__WORK INSTRUCTIONS__. Among the lines below, count those with "actin". Give the total alone.

__INPUT FOR THIS TASK__.
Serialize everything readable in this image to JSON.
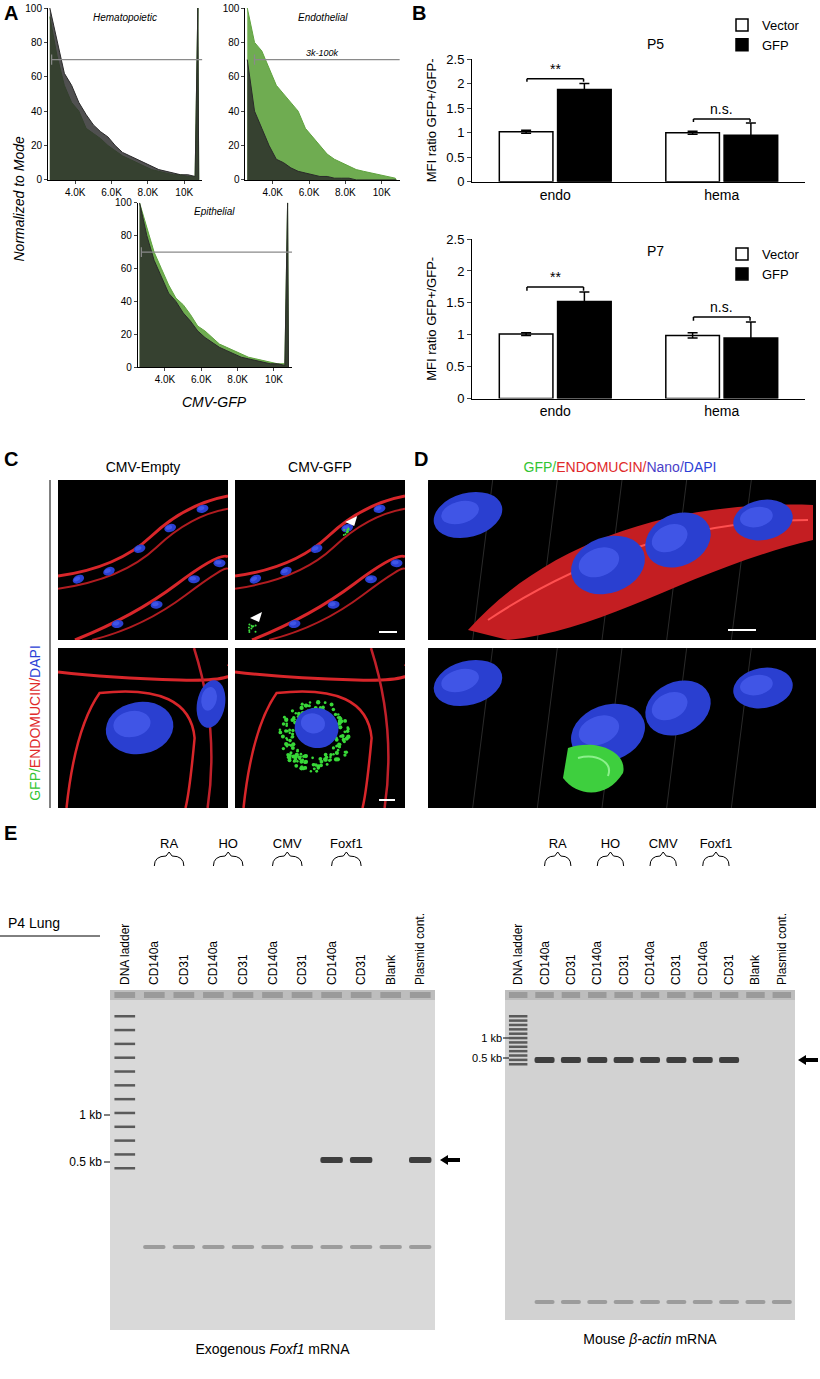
{
  "panel_labels": [
    "A",
    "B",
    "C",
    "D",
    "E"
  ],
  "shared_axes": {
    "x_title": "CMV-GFP",
    "y_title": "Normalized to Mode"
  },
  "chart_data": [
    {
      "type": "area",
      "title": "Hematopoietic",
      "x": [
        2600,
        3000,
        3400,
        3800,
        4200,
        4600,
        5000,
        5400,
        5800,
        6200,
        6600,
        7000,
        7400,
        7800,
        8200,
        8600,
        9000,
        9400,
        9800,
        10200,
        10600,
        10750,
        10800
      ],
      "series": [
        {
          "color": "#5fa33e",
          "values": [
            95,
            72,
            55,
            45,
            40,
            30,
            27,
            24,
            20,
            17,
            14,
            12,
            10,
            8,
            6,
            5,
            4,
            3,
            3,
            2,
            2,
            100,
            0
          ]
        },
        {
          "color": "#2a2a2a",
          "values": [
            100,
            80,
            62,
            55,
            45,
            38,
            32,
            28,
            25,
            20,
            16,
            14,
            12,
            10,
            8,
            6,
            5,
            4,
            3,
            3,
            2,
            100,
            0
          ]
        }
      ],
      "xlim": [
        2500,
        11000
      ],
      "xticks": [
        {
          "value": 4000,
          "label": "4.0K"
        },
        {
          "value": 6000,
          "label": "6.0K"
        },
        {
          "value": 8000,
          "label": "8.0K"
        },
        {
          "value": 10000,
          "label": "10K"
        }
      ],
      "ylim": [
        0,
        100
      ],
      "yticks": [
        0,
        20,
        40,
        60,
        80,
        100
      ],
      "gate": {
        "y": 70,
        "x0": 2700
      }
    },
    {
      "type": "area",
      "title": "Endothelial",
      "x": [
        2600,
        3000,
        3400,
        3800,
        4200,
        4600,
        5000,
        5400,
        5800,
        6200,
        6600,
        7000,
        7400,
        7800,
        8200,
        8600,
        9000,
        9400,
        9800,
        10200,
        10600,
        10750,
        10800
      ],
      "series": [
        {
          "color": "#5fa33e",
          "values": [
            100,
            80,
            75,
            65,
            55,
            50,
            45,
            40,
            30,
            25,
            20,
            15,
            12,
            10,
            8,
            6,
            5,
            4,
            3,
            2,
            1,
            1,
            0
          ]
        },
        {
          "color": "#2a2a2a",
          "values": [
            70,
            40,
            30,
            20,
            12,
            10,
            7,
            5,
            4,
            3,
            2,
            2,
            1,
            1,
            1,
            0,
            0,
            0,
            0,
            0,
            0,
            0,
            0
          ]
        }
      ],
      "xlim": [
        2500,
        11000
      ],
      "xticks": [
        {
          "value": 4000,
          "label": "4.0K"
        },
        {
          "value": 6000,
          "label": "6.0K"
        },
        {
          "value": 8000,
          "label": "8.0K"
        },
        {
          "value": 10000,
          "label": "10K"
        }
      ],
      "ylim": [
        0,
        100
      ],
      "yticks": [
        0,
        20,
        40,
        60,
        80,
        100
      ],
      "gate": {
        "y": 70,
        "x0": 3000,
        "label": "3k-100k"
      }
    },
    {
      "type": "area",
      "title": "Epithelial",
      "x": [
        2600,
        3000,
        3400,
        3800,
        4200,
        4600,
        5000,
        5400,
        5800,
        6200,
        6600,
        7000,
        7400,
        7800,
        8200,
        8600,
        9000,
        9400,
        9800,
        10200,
        10600,
        10750,
        10800
      ],
      "series": [
        {
          "color": "#5fa33e",
          "values": [
            100,
            85,
            70,
            60,
            50,
            42,
            38,
            32,
            25,
            22,
            18,
            14,
            12,
            10,
            8,
            6,
            5,
            4,
            3,
            2,
            2,
            100,
            0
          ]
        },
        {
          "color": "#2a2a2a",
          "values": [
            100,
            80,
            65,
            55,
            45,
            40,
            33,
            28,
            22,
            18,
            15,
            12,
            10,
            8,
            6,
            5,
            4,
            3,
            2,
            2,
            1,
            100,
            0
          ]
        }
      ],
      "xlim": [
        2500,
        11000
      ],
      "xticks": [
        {
          "value": 4000,
          "label": "4.0K"
        },
        {
          "value": 6000,
          "label": "6.0K"
        },
        {
          "value": 8000,
          "label": "8.0K"
        },
        {
          "value": 10000,
          "label": "10K"
        }
      ],
      "ylim": [
        0,
        100
      ],
      "yticks": [
        0,
        20,
        40,
        60,
        80,
        100
      ],
      "gate": {
        "y": 70,
        "x0": 2700
      }
    },
    {
      "type": "bar",
      "title": "P5",
      "ylabel": "MFI ratio GFP+/GFP-",
      "categories": [
        "endo",
        "hema"
      ],
      "series": [
        {
          "name": "Vector",
          "color": "#ffffff",
          "values": [
            1.02,
            1.0
          ],
          "errors": [
            0.03,
            0.03
          ]
        },
        {
          "name": "GFP",
          "color": "#000000",
          "values": [
            1.88,
            0.95
          ],
          "errors": [
            0.12,
            0.25
          ]
        }
      ],
      "ylim": [
        0,
        2.5
      ],
      "yticks": [
        0,
        0.5,
        1,
        1.5,
        2,
        2.5
      ],
      "legend": "top right",
      "annotations": [
        {
          "category": "endo",
          "text": "**",
          "y": 2.1
        },
        {
          "category": "hema",
          "text": "n.s.",
          "y": 1.28
        }
      ]
    },
    {
      "type": "bar",
      "title": "P7",
      "ylabel": "MFI ratio GFP+/GFP-",
      "categories": [
        "endo",
        "hema"
      ],
      "series": [
        {
          "name": "Vector",
          "color": "#ffffff",
          "values": [
            1.01,
            0.99
          ],
          "errors": [
            0.02,
            0.04
          ]
        },
        {
          "name": "GFP",
          "color": "#000000",
          "values": [
            1.52,
            0.95
          ],
          "errors": [
            0.15,
            0.25
          ]
        }
      ],
      "ylim": [
        0,
        2.5
      ],
      "yticks": [
        0,
        0.5,
        1,
        1.5,
        2,
        2.5
      ],
      "legend": "top right",
      "annotations": [
        {
          "category": "endo",
          "text": "**",
          "y": 1.75
        },
        {
          "category": "hema",
          "text": "n.s.",
          "y": 1.28
        }
      ]
    }
  ],
  "microscopy": {
    "C": {
      "columns": [
        "CMV-Empty",
        "CMV-GFP"
      ],
      "stain": [
        {
          "text": "GFP/",
          "color": "#33c433"
        },
        {
          "text": "ENDOMUCIN/",
          "color": "#e02a2a"
        },
        {
          "text": "DAPI",
          "color": "#2b3fd6"
        }
      ]
    },
    "D": {
      "stain": [
        {
          "text": "GFP/",
          "color": "#33c433"
        },
        {
          "text": "ENDOMUCIN/",
          "color": "#e02a2a"
        },
        {
          "text": "Nano/",
          "color": "#4b3fc8"
        },
        {
          "text": "DAPI",
          "color": "#2b3fd6"
        }
      ]
    }
  },
  "gels": [
    {
      "sample": "P4 Lung",
      "ladder": "DNA ladder",
      "groups": [
        {
          "label": "RA",
          "lanes": [
            "CD140a",
            "CD31"
          ]
        },
        {
          "label": "HO",
          "lanes": [
            "CD140a",
            "CD31"
          ]
        },
        {
          "label": "CMV",
          "lanes": [
            "CD140a",
            "CD31"
          ]
        },
        {
          "label": "Foxf1",
          "lanes": [
            "CD140a",
            "CD31"
          ]
        }
      ],
      "extra_lanes": [
        "Blank",
        "Plasmid cont."
      ],
      "size_marks": [
        "1 kb",
        "0.5 kb"
      ],
      "bands": [
        false,
        false,
        false,
        false,
        false,
        false,
        true,
        true,
        false,
        true
      ],
      "caption": {
        "text": "Exogenous Foxf1 mRNA",
        "italic": "Foxf1"
      }
    },
    {
      "ladder": "DNA ladder",
      "groups": [
        {
          "label": "RA",
          "lanes": [
            "CD140a",
            "CD31"
          ]
        },
        {
          "label": "HO",
          "lanes": [
            "CD140a",
            "CD31"
          ]
        },
        {
          "label": "CMV",
          "lanes": [
            "CD140a",
            "CD31"
          ]
        },
        {
          "label": "Foxf1",
          "lanes": [
            "CD140a",
            "CD31"
          ]
        }
      ],
      "extra_lanes": [
        "Blank",
        "Plasmid cont."
      ],
      "size_marks": [
        "1 kb",
        "0.5 kb"
      ],
      "bands": [
        true,
        true,
        true,
        true,
        true,
        true,
        true,
        true,
        false,
        false
      ],
      "caption": {
        "text": "Mouse β-actin mRNA",
        "italic": "β-actin"
      }
    }
  ]
}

__THE ANSWER__. 2